- **PROBLEM**
The word "colour" marks the lines to copy; find all of them in the entries below.

##### DATASET

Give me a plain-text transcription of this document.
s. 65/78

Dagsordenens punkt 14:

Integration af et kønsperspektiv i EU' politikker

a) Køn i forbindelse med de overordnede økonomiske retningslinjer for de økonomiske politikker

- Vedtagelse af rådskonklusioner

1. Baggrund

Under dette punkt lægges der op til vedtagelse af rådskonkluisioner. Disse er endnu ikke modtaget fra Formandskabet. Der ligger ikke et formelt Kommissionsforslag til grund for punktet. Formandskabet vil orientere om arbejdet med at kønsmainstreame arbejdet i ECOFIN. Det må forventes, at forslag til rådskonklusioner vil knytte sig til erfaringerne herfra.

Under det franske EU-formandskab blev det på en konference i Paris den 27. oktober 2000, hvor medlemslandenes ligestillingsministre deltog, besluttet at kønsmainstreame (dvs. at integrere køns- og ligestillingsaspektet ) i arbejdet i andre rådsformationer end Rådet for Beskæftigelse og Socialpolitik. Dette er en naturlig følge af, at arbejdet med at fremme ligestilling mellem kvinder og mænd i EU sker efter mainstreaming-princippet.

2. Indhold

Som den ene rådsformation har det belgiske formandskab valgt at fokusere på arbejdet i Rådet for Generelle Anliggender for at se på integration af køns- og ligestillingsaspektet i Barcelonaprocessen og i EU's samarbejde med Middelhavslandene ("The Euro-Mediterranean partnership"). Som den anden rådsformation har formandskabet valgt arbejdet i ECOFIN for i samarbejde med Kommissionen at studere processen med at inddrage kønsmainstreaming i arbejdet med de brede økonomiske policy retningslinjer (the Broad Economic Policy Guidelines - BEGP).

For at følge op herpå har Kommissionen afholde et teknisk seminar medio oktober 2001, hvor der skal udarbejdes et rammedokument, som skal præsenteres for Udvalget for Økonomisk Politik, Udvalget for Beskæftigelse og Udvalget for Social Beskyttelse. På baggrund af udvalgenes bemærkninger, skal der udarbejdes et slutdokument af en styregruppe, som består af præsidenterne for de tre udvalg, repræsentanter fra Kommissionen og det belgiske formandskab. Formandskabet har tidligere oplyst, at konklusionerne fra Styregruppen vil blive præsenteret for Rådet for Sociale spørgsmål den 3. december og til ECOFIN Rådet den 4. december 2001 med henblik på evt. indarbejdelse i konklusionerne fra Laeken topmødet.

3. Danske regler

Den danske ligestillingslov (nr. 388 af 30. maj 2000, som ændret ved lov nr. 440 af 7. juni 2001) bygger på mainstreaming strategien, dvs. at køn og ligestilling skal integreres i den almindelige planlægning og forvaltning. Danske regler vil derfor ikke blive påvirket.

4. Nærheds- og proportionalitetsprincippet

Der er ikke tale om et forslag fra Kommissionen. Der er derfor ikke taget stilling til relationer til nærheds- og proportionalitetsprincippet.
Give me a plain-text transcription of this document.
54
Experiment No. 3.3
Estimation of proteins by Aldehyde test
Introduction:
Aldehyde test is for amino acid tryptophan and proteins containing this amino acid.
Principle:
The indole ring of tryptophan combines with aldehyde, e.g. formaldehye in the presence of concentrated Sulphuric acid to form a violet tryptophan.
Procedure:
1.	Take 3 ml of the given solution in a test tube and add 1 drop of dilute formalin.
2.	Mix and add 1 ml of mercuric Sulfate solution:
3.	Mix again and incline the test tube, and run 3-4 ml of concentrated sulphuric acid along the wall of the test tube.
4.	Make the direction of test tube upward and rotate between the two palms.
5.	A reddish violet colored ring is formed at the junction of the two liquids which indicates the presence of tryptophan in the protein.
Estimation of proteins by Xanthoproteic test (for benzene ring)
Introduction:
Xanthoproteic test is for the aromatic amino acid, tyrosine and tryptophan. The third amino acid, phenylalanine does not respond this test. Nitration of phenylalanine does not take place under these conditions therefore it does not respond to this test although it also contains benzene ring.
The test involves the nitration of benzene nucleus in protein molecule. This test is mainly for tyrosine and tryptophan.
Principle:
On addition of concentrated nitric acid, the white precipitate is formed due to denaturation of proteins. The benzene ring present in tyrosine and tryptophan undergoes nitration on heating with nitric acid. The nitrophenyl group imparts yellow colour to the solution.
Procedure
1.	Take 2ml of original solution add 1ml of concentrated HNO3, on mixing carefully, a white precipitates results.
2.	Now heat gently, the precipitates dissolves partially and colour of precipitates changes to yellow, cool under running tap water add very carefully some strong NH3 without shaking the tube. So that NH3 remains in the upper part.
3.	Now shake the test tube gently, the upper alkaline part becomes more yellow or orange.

##########

- **REPLY**
On addition of concentrated nitric acid, the white precipitate is formed due to denaturation of proteins. The benzene ring present in tyrosine and tryptophan undergoes nitration on heating with nitric acid. The nitrophenyl group imparts yellow colour to the solution.
2.	Now heat gently, the precipitates dissolves partially and colour of precipitates changes to yellow, cool under running tap water add very carefully some strong NH3 without shaking the tube. So that NH3 remains in the upper part.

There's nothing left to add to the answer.